▸ Stated task
Each line of the listing must be transcribed exactly, except for the images, which should be excluded.

START

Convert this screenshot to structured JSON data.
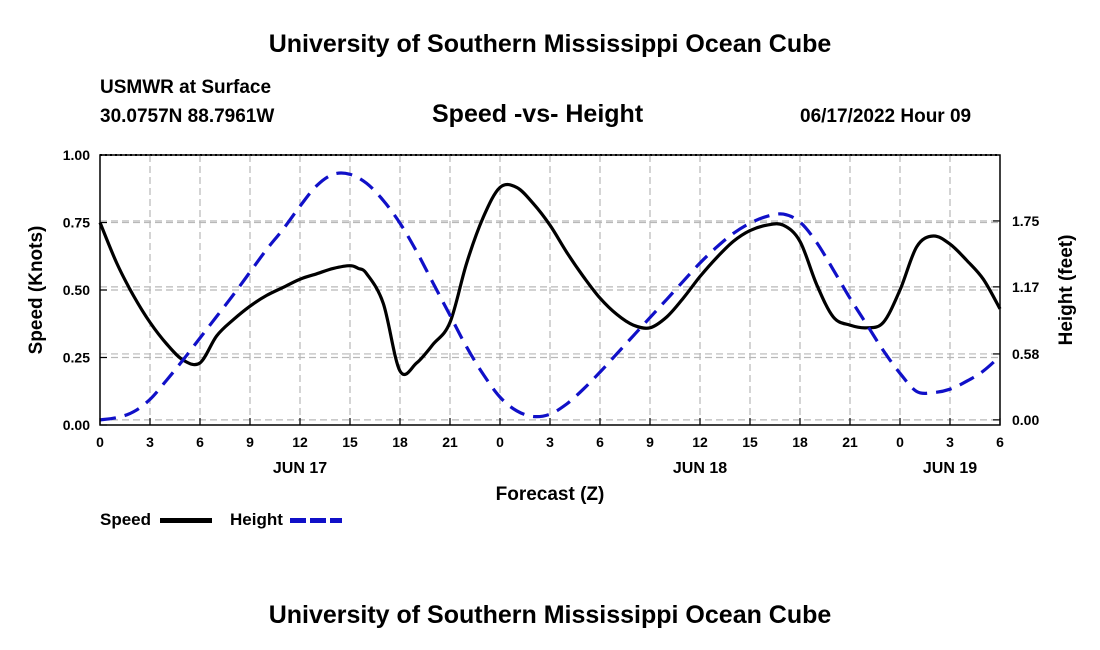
{
  "header": {
    "title": "University of Southern Mississippi Ocean Cube",
    "station": "USMWR at Surface",
    "coords": "30.0757N  88.7961W",
    "subtitle": "Speed -vs- Height",
    "datetime": "06/17/2022 Hour 09"
  },
  "footer": {
    "title": "University of Southern Mississippi Ocean Cube"
  },
  "colors": {
    "speed": "#000000",
    "height": "#1010c8",
    "grid": "#b8b8b8"
  },
  "chart_data": {
    "type": "line",
    "title": "Speed -vs- Height",
    "xlabel": "Forecast (Z)",
    "ylabel_left": "Speed (Knots)",
    "ylabel_right": "Height (feet)",
    "x_unit": "hours since 2022-06-17 00Z",
    "xlim": [
      0,
      54
    ],
    "x_ticks": [
      0,
      3,
      6,
      9,
      12,
      15,
      18,
      21,
      24,
      27,
      30,
      33,
      36,
      39,
      42,
      45,
      48,
      51,
      54
    ],
    "x_tick_labels": [
      "0",
      "3",
      "6",
      "9",
      "12",
      "15",
      "18",
      "21",
      "0",
      "3",
      "6",
      "9",
      "12",
      "15",
      "18",
      "21",
      "0",
      "3",
      "6"
    ],
    "day_labels": [
      {
        "x": 12,
        "label": "JUN 17"
      },
      {
        "x": 36,
        "label": "JUN 18"
      },
      {
        "x": 51,
        "label": "JUN 19"
      }
    ],
    "ylim_left": [
      0,
      1
    ],
    "y_ticks_left": [
      0,
      0.25,
      0.5,
      0.75,
      1.0
    ],
    "y_tick_labels_left": [
      "0.00",
      "0.25",
      "0.50",
      "0.75",
      "1.00"
    ],
    "ylim_right": [
      -0.045,
      2.33
    ],
    "y_ticks_right": [
      0,
      0.58,
      1.17,
      1.75
    ],
    "y_tick_labels_right": [
      "0.00",
      "0.58",
      "1.17",
      "1.75"
    ],
    "grid": true,
    "series": [
      {
        "name": "Speed",
        "axis": "left",
        "style": "solid",
        "x": [
          0,
          1,
          2,
          3,
          4,
          5,
          6,
          7,
          8,
          9,
          10,
          11,
          12,
          13,
          14,
          15,
          15.5,
          16,
          17,
          18,
          19,
          20,
          21,
          22,
          23,
          24,
          25,
          26,
          27,
          28,
          29,
          30,
          31,
          32,
          33,
          34,
          35,
          36,
          37,
          38,
          39,
          40,
          41,
          42,
          43,
          44,
          45,
          46,
          47,
          48,
          49,
          50,
          51,
          52,
          53,
          54
        ],
        "y": [
          0.75,
          0.6,
          0.48,
          0.38,
          0.3,
          0.24,
          0.23,
          0.33,
          0.39,
          0.44,
          0.48,
          0.51,
          0.54,
          0.56,
          0.58,
          0.59,
          0.58,
          0.56,
          0.45,
          0.2,
          0.23,
          0.3,
          0.38,
          0.6,
          0.77,
          0.88,
          0.88,
          0.82,
          0.74,
          0.64,
          0.55,
          0.47,
          0.41,
          0.37,
          0.36,
          0.4,
          0.47,
          0.55,
          0.62,
          0.68,
          0.72,
          0.74,
          0.74,
          0.68,
          0.52,
          0.4,
          0.37,
          0.36,
          0.38,
          0.5,
          0.66,
          0.7,
          0.67,
          0.61,
          0.54,
          0.43
        ]
      },
      {
        "name": "Height",
        "axis": "right",
        "style": "dashed",
        "x": [
          0,
          1,
          2,
          3,
          4,
          5,
          6,
          7,
          8,
          9,
          10,
          11,
          12,
          13,
          14,
          15,
          16,
          17,
          18,
          19,
          20,
          21,
          22,
          23,
          24,
          25,
          26,
          27,
          28,
          29,
          30,
          31,
          32,
          33,
          34,
          35,
          36,
          37,
          38,
          39,
          40,
          41,
          42,
          43,
          44,
          45,
          46,
          47,
          48,
          49,
          50,
          51,
          52,
          53,
          54
        ],
        "y": [
          0.0,
          0.02,
          0.07,
          0.18,
          0.35,
          0.53,
          0.72,
          0.91,
          1.1,
          1.3,
          1.5,
          1.68,
          1.88,
          2.06,
          2.16,
          2.16,
          2.08,
          1.93,
          1.73,
          1.48,
          1.2,
          0.92,
          0.64,
          0.4,
          0.2,
          0.08,
          0.03,
          0.05,
          0.14,
          0.27,
          0.42,
          0.58,
          0.74,
          0.9,
          1.06,
          1.22,
          1.38,
          1.52,
          1.64,
          1.73,
          1.79,
          1.81,
          1.74,
          1.56,
          1.32,
          1.07,
          0.84,
          0.61,
          0.41,
          0.25,
          0.24,
          0.27,
          0.34,
          0.43,
          0.56
        ]
      }
    ]
  },
  "legend": {
    "speed_label": "Speed",
    "height_label": "Height"
  }
}
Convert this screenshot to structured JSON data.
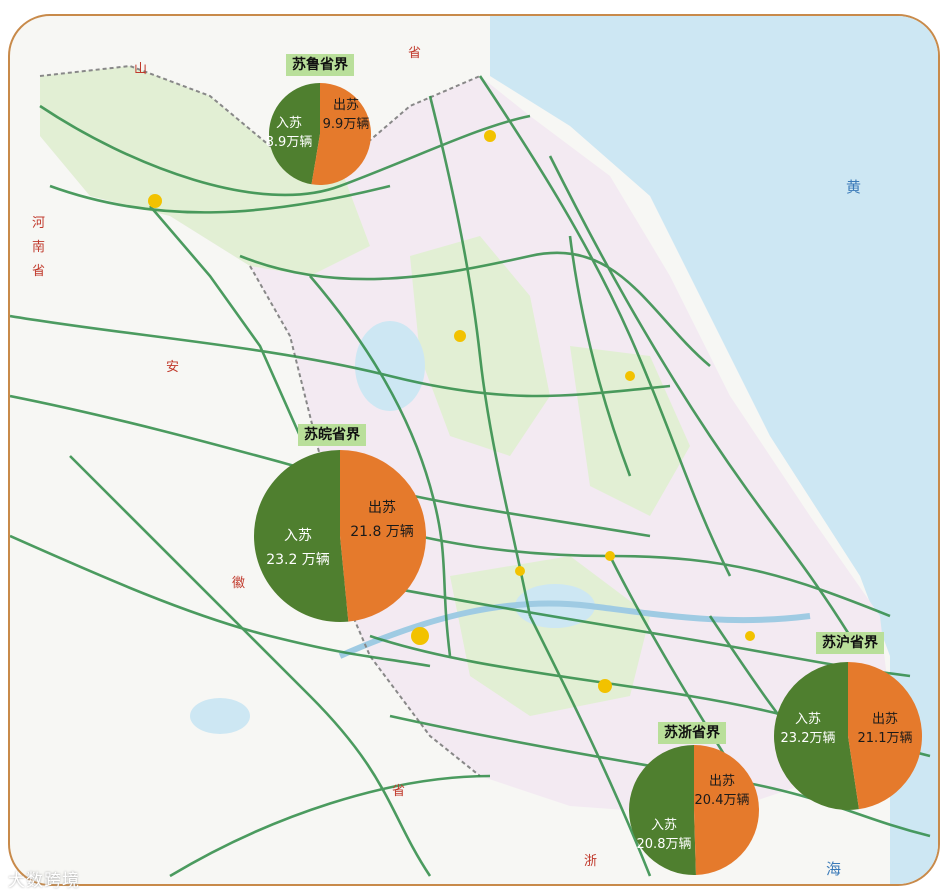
{
  "borders": [
    {
      "name": "苏鲁省界",
      "in_label": "入苏",
      "in_value": "8.9万辆",
      "out_label": "出苏",
      "out_value": "9.9万辆",
      "in": 8.9,
      "out": 9.9
    },
    {
      "name": "苏皖省界",
      "in_label": "入苏",
      "in_value": "23.2 万辆",
      "out_label": "出苏",
      "out_value": "21.8 万辆",
      "in": 23.2,
      "out": 21.8
    },
    {
      "name": "苏沪省界",
      "in_label": "入苏",
      "in_value": "23.2万辆",
      "out_label": "出苏",
      "out_value": "21.1万辆",
      "in": 23.2,
      "out": 21.1
    },
    {
      "name": "苏浙省界",
      "in_label": "入苏",
      "in_value": "20.8万辆",
      "out_label": "出苏",
      "out_value": "20.4万辆",
      "in": 20.8,
      "out": 20.4
    }
  ],
  "map_labels": {
    "shan": "山",
    "sheng_top": "省",
    "he": "河",
    "nan": "南",
    "sheng_left": "省",
    "an": "安",
    "hui": "徽",
    "sheng_bottom": "省",
    "zhe": "浙",
    "huang": "黄",
    "hai": "海"
  },
  "watermark": "大数跨境",
  "colors": {
    "in": "#4f7f2f",
    "out": "#e57a2c",
    "tag": "#b9df9a",
    "road": "#2e8b46",
    "sea": "#cde7f3"
  }
}
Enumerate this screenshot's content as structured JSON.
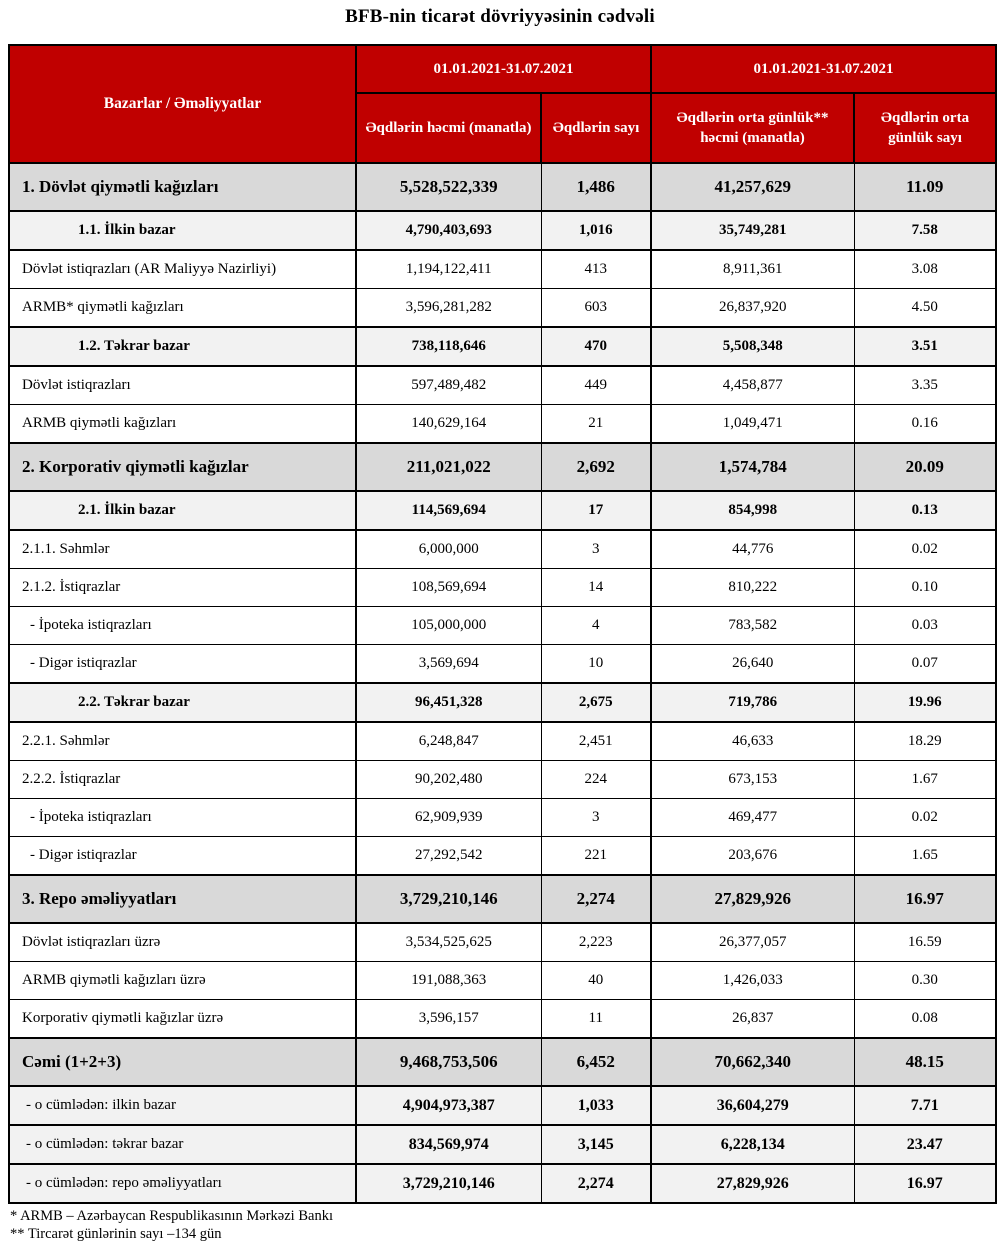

END

▸ Output of the task
Convert this screenshot to structured JSON data.
{
  "header": {
    "title": "University of Southern Mississippi Ocean Cube",
    "station": "USMWR at Surface",
    "coords": "30.0757N  88.7961W",
    "subtitle": "Speed -vs- Height",
    "datetime": "06/17/2022 Hour 09"
  },
  "footer": {
    "title": "University of Southern Mississippi Ocean Cube"
  },
  "colors": {
    "speed": "#000000",
    "height": "#1010c8",
    "grid": "#b8b8b8"
  },
  "chart_data": {
    "type": "line",
    "title": "Speed -vs- Height",
    "xlabel": "Forecast (Z)",
    "ylabel_left": "Speed (Knots)",
    "ylabel_right": "Height (feet)",
    "x_unit": "hours since 2022-06-17 00Z",
    "xlim": [
      0,
      54
    ],
    "x_ticks": [
      0,
      3,
      6,
      9,
      12,
      15,
      18,
      21,
      24,
      27,
      30,
      33,
      36,
      39,
      42,
      45,
      48,
      51,
      54
    ],
    "x_tick_labels": [
      "0",
      "3",
      "6",
      "9",
      "12",
      "15",
      "18",
      "21",
      "0",
      "3",
      "6",
      "9",
      "12",
      "15",
      "18",
      "21",
      "0",
      "3",
      "6"
    ],
    "day_labels": [
      {
        "x": 12,
        "label": "JUN 17"
      },
      {
        "x": 36,
        "label": "JUN 18"
      },
      {
        "x": 51,
        "label": "JUN 19"
      }
    ],
    "ylim_left": [
      0,
      1
    ],
    "y_ticks_left": [
      0,
      0.25,
      0.5,
      0.75,
      1.0
    ],
    "y_tick_labels_left": [
      "0.00",
      "0.25",
      "0.50",
      "0.75",
      "1.00"
    ],
    "ylim_right": [
      -0.045,
      2.33
    ],
    "y_ticks_right": [
      0,
      0.58,
      1.17,
      1.75
    ],
    "y_tick_labels_right": [
      "0.00",
      "0.58",
      "1.17",
      "1.75"
    ],
    "grid": true,
    "series": [
      {
        "name": "Speed",
        "axis": "left",
        "style": "solid",
        "x": [
          0,
          1,
          2,
          3,
          4,
          5,
          6,
          7,
          8,
          9,
          10,
          11,
          12,
          13,
          14,
          15,
          15.5,
          16,
          17,
          18,
          19,
          20,
          21,
          22,
          23,
          24,
          25,
          26,
          27,
          28,
          29,
          30,
          31,
          32,
          33,
          34,
          35,
          36,
          37,
          38,
          39,
          40,
          41,
          42,
          43,
          44,
          45,
          46,
          47,
          48,
          49,
          50,
          51,
          52,
          53,
          54
        ],
        "y": [
          0.75,
          0.6,
          0.48,
          0.38,
          0.3,
          0.24,
          0.23,
          0.33,
          0.39,
          0.44,
          0.48,
          0.51,
          0.54,
          0.56,
          0.58,
          0.59,
          0.58,
          0.56,
          0.45,
          0.2,
          0.23,
          0.3,
          0.38,
          0.6,
          0.77,
          0.88,
          0.88,
          0.82,
          0.74,
          0.64,
          0.55,
          0.47,
          0.41,
          0.37,
          0.36,
          0.4,
          0.47,
          0.55,
          0.62,
          0.68,
          0.72,
          0.74,
          0.74,
          0.68,
          0.52,
          0.4,
          0.37,
          0.36,
          0.38,
          0.5,
          0.66,
          0.7,
          0.67,
          0.61,
          0.54,
          0.43
        ]
      },
      {
        "name": "Height",
        "axis": "right",
        "style": "dashed",
        "x": [
          0,
          1,
          2,
          3,
          4,
          5,
          6,
          7,
          8,
          9,
          10,
          11,
          12,
          13,
          14,
          15,
          16,
          17,
          18,
          19,
          20,
          21,
          22,
          23,
          24,
          25,
          26,
          27,
          28,
          29,
          30,
          31,
          32,
          33,
          34,
          35,
          36,
          37,
          38,
          39,
          40,
          41,
          42,
          43,
          44,
          45,
          46,
          47,
          48,
          49,
          50,
          51,
          52,
          53,
          54
        ],
        "y": [
          0.0,
          0.02,
          0.07,
          0.18,
          0.35,
          0.53,
          0.72,
          0.91,
          1.1,
          1.3,
          1.5,
          1.68,
          1.88,
          2.06,
          2.16,
          2.16,
          2.08,
          1.93,
          1.73,
          1.48,
          1.2,
          0.92,
          0.64,
          0.4,
          0.2,
          0.08,
          0.03,
          0.05,
          0.14,
          0.27,
          0.42,
          0.58,
          0.74,
          0.9,
          1.06,
          1.22,
          1.38,
          1.52,
          1.64,
          1.73,
          1.79,
          1.81,
          1.74,
          1.56,
          1.32,
          1.07,
          0.84,
          0.61,
          0.41,
          0.25,
          0.24,
          0.27,
          0.34,
          0.43,
          0.56
        ]
      }
    ]
  },
  "legend": {
    "speed_label": "Speed",
    "height_label": "Height"
  }
}
Convert this screenshot to structured JSON data.
{
  "borders": [
    {
      "name": "苏鲁省界",
      "in_label": "入苏",
      "in_value": "8.9万辆",
      "out_label": "出苏",
      "out_value": "9.9万辆",
      "in": 8.9,
      "out": 9.9
    },
    {
      "name": "苏皖省界",
      "in_label": "入苏",
      "in_value": "23.2 万辆",
      "out_label": "出苏",
      "out_value": "21.8 万辆",
      "in": 23.2,
      "out": 21.8
    },
    {
      "name": "苏沪省界",
      "in_label": "入苏",
      "in_value": "23.2万辆",
      "out_label": "出苏",
      "out_value": "21.1万辆",
      "in": 23.2,
      "out": 21.1
    },
    {
      "name": "苏浙省界",
      "in_label": "入苏",
      "in_value": "20.8万辆",
      "out_label": "出苏",
      "out_value": "20.4万辆",
      "in": 20.8,
      "out": 20.4
    }
  ],
  "map_labels": {
    "shan": "山",
    "sheng_top": "省",
    "he": "河",
    "nan": "南",
    "sheng_left": "省",
    "an": "安",
    "hui": "徽",
    "sheng_bottom": "省",
    "zhe": "浙",
    "huang": "黄",
    "hai": "海"
  },
  "watermark": "大数跨境",
  "colors": {
    "in": "#4f7f2f",
    "out": "#e57a2c",
    "tag": "#b9df9a",
    "road": "#2e8b46",
    "sea": "#cde7f3"
  }
}
Enumerate this screenshot's content as structured JSON.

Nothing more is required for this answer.